• _Records shown_:
— BEGIN —

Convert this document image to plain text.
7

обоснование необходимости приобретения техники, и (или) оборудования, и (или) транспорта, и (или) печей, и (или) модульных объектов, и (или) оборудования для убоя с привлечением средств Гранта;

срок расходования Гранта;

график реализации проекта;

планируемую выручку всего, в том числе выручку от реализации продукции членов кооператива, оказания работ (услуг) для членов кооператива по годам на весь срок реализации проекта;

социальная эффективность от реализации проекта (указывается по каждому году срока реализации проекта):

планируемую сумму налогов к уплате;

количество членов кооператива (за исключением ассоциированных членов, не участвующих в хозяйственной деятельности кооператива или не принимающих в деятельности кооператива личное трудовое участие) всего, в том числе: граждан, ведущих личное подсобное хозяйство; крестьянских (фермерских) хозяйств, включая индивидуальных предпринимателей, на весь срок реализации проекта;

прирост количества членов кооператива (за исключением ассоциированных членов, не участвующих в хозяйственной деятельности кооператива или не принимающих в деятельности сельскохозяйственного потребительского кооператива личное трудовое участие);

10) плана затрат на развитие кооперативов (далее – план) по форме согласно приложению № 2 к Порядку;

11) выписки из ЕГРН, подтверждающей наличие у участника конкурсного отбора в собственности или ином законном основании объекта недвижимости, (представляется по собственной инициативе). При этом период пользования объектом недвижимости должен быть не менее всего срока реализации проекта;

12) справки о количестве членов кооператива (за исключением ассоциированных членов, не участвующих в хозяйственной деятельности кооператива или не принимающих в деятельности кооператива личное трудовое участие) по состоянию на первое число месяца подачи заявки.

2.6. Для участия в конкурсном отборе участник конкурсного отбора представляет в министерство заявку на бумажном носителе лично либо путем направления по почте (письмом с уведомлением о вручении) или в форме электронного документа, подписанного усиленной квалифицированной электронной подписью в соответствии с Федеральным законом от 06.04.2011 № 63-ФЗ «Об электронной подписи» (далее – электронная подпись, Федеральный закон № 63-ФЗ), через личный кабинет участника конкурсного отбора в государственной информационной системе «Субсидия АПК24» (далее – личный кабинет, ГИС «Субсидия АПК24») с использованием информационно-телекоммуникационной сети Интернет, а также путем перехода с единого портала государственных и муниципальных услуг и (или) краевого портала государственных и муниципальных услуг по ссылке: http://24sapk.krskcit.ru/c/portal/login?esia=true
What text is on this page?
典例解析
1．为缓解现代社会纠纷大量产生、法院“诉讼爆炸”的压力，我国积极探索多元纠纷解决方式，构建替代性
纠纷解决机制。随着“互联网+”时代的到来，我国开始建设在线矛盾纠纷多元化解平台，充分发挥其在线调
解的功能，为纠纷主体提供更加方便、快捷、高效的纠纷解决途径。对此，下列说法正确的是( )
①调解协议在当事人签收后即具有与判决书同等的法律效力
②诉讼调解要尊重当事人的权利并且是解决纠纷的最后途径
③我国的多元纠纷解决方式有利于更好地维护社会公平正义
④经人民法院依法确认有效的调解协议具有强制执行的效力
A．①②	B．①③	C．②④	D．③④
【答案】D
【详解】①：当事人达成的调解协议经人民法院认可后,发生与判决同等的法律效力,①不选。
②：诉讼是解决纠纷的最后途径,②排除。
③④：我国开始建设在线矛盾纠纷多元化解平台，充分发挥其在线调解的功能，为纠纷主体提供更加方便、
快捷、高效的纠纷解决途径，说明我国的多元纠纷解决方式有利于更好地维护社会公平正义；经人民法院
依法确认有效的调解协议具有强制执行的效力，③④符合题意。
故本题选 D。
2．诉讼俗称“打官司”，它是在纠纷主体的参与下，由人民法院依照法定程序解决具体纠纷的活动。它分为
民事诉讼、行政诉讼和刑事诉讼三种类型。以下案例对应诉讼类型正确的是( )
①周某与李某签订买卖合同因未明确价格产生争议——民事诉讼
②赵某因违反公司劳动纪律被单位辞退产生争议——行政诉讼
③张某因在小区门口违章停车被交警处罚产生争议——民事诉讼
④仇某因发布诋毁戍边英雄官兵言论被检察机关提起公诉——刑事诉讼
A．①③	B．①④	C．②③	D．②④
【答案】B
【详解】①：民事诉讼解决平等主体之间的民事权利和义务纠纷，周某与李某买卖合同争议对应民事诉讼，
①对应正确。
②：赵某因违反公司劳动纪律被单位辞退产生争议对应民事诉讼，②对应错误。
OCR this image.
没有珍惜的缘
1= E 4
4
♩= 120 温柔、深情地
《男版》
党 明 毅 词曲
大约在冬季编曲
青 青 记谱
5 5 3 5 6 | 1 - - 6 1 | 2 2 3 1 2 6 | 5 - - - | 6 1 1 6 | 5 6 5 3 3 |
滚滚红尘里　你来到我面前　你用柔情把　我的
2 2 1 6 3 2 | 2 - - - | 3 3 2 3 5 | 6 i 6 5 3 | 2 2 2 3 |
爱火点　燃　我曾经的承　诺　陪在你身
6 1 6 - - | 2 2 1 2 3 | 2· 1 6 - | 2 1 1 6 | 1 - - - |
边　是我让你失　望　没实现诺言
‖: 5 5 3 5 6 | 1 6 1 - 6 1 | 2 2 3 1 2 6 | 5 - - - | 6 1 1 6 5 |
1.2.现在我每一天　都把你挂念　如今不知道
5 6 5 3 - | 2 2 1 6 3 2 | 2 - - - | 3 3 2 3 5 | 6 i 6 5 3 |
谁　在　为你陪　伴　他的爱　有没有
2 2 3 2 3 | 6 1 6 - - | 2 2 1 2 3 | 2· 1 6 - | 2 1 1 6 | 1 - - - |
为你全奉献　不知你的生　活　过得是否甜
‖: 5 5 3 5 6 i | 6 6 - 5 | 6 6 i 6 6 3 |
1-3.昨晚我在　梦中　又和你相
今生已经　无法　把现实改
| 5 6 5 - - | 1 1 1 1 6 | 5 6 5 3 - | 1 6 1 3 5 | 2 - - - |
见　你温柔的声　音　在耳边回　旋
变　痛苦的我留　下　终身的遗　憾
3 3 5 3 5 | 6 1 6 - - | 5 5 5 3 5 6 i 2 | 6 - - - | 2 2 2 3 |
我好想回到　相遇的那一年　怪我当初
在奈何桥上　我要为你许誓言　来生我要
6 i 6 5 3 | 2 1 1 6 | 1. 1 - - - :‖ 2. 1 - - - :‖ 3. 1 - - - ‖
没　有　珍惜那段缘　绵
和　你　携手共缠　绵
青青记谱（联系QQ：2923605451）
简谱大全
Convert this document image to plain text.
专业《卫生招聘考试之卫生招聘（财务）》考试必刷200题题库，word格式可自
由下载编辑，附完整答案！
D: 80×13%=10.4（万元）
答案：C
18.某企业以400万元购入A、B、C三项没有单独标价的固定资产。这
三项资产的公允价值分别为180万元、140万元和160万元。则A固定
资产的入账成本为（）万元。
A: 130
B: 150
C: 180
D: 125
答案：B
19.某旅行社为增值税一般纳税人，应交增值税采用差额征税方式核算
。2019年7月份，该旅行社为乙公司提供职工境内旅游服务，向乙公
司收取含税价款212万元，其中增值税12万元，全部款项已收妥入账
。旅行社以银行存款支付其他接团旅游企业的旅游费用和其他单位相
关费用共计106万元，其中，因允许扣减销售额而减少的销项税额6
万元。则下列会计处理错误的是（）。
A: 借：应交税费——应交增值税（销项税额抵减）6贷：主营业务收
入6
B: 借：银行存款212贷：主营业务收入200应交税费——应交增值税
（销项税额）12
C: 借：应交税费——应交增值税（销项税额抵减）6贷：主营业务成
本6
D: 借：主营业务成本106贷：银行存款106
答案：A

— END —

• _Exercise task_:
Provide only the number of lines in the entries that hold the word "销项税额抵减".

• _Solution to this problem_:
2